(Data excerpts)
* begin *
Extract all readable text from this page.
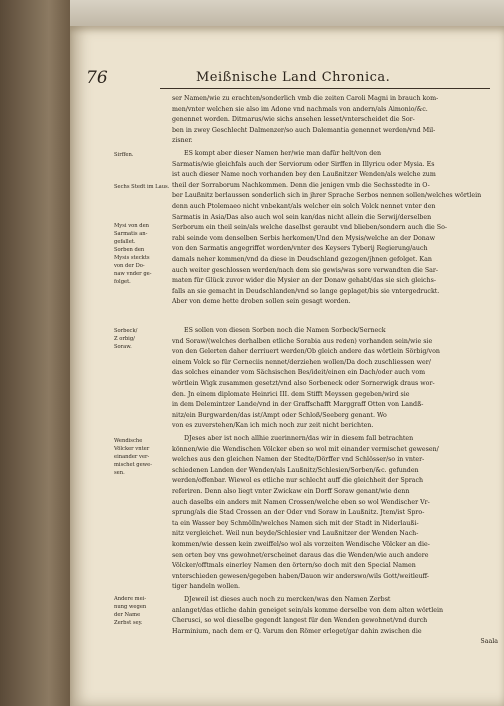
76	Meißnische Land Chronica.
ser Namen/wie zu erachten/sonderlich vmb die zeiten Caroli Magni in brauch kom-
men/vnter welchen sie also im Adone vnd nachmals von andern/als Aimonio/&c.
genennet worden. Ditmarus/wie sichs ansehen lesset/vnterscheidet die Sor-
ben in zwey Geschlecht Dalmenzer/so auch Dalemantia genennet werden/vnd Mil-
zisner.
ES kompt aber dieser Namen her/wie man dafür helt/von den
Sarmatis/wie gleichfals auch der Serviorum oder Sirffen in Illyricu oder Mysia. Es
ist auch dieser Name noch vorhanden bey den Laußnitzer Wenden/als welche zum
theil der Sorraborum Nachkommen. Denn die jenigen vmb die Sechsstedte in O-
ber Laußnitz berlaussen sonderlich sich in jhrer Sprache Serbos nennen sollen/welches wörtlein
denn auch Ptolemaeo nicht vnbekant/als welcher ein solch Volck nennet vnter den
Sarmatis in Asia/Das also auch wol sein kan/das nicht allein die Serwij/derselben
Serborum ein theil sein/als welche daselbst geraubt vnd blieben/sondern auch die So-
rabi seinde vom denselben Serbis herkomen/Und den Mysis/welche an der Donaw
von den Sarmatis angegriffet worden/vnter des Keysers Tyberij Regierung/auch
damals neher kommen/vnd da diese in Deudschland gezogen/jhnen gefolget. Kan
auch weiter geschlossen werden/nach dem sie gewis/was sore verwandten die Sar-
maten für Glück zuvor wider die Mysier an der Donaw gehabt/das sie sich gleichs-
falls an sie gemacht in Deudschlanden/vnd so lange geplaget/bis sie vntergedruckt.
Aber von deme hette droben sollen sein gesagt worden.
ES sollen von diesen Sorben noch die Namen Sorbeck/Serneck
vnd Soraw/(welches derhalben etliche Sorabia aus reden) vorhanden sein/wie sie
von den Gelerten daher derriuert werden/Ob gleich andere das wörtlein Sörbig/von
einem Volck so für Cerneciis nennet/derziehen wollen/Da doch zuschliessen wer/
das solches einander vom Sächsischen Bes/ideit/einen ein Dach/oder auch vom
wörtlein Wigk zusammen gesetzt/vnd also Sorbeneck oder Sornerwigk draus wor-
den. Jn einem diplomate Heinrici III. dem Stifft Meyssen gegeben/wird sie
in dem Delemintzer Lande/vnd in der Graffschafft Marggraff Otten von Landß-
nitz/ein Burgwarden/das ist/Ampt oder Schloß/Seeberg genant. Wo
von es zuverstehen/Kan ich mich noch zur zeit nicht berichten.
DJeses aber ist noch allhie zuerinnern/das wir in diesem fall betrachten
können/wie die Wendischen Völcker eben so wol mit einander vermischet gewesen/
welches aus den gleichen Namen der Stedte/Dörffer vnd Schlösser/so in vnter-
schiedenen Landen der Wenden/als Laußnitz/Schlesien/Sorben/&c. gefunden
werden/offenbar. Wiewol es etliche nur schlecht auff die gleichheit der Sprach
referiren. Denn also liegt vnter Zwickaw ein Dorff Soraw genant/wie denn
auch daselbs ein anders mit Namen Crossen/welche eben so wol Wendischer Vr-
sprung/als die Stad Crossen an der Oder vnd Soraw in Laußnitz. Jtem/ist Spro-
ta ein Wasser bey Schmölln/welches Namen sich mit der Stadt in Niderlaußi-
nitz vergleichet. Weil nun beyde/Schlesier vnd Laußnitzer der Wenden Nach-
kommen/wie dessen kein zweiffel/so wol als vorzeiten Wendische Völcker an die-
sen orten bey vns gewohnet/erscheinet daraus das die Wenden/wie auch andere
Völcker/offtmals einerley Namen den örtern/so doch mit den Special Namen
vnterschieden gewesen/gegeben haben/Dauon wir anderswo/wils Gott/weitleuff-
tiger handeln wollen.
DJeweil ist dieses auch noch zu mercken/was den Namen Zerbst
anlanget/das etliche dahin geneiget sein/als komme derselbe von dem alten wörtlein
Cherusci, so wol dieselbe gegendt langest für den Wenden gewohnet/vnd durch
Harminium, nach dem er Q. Varum den Römer erleget/gar dahin zwischen die
Saala
Sirffen.
Sechs Stedt im Laus.
Mysi von den
Sarmatis an-
gefallet.
Sorben den
Mysis steckts
von der Do-
naw vnder ge-
folget.
Sorbeck/
Z orbig/
Soraw.
Wendische
Völcker vnter
einander ver-
mischet gewe-
sen.
Andere mei-
nung wegen
der Name
Zerbst sey.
* end *
» **What to produce**:
Where a line of the records above holds the word "doch", copy that line.

» **Response to the task**:
einem Volck so für Cerneciis nennet/derziehen wollen/Da doch zuschliessen wer/
Völcker/offtmals einerley Namen den örtern/so doch mit den Special Namen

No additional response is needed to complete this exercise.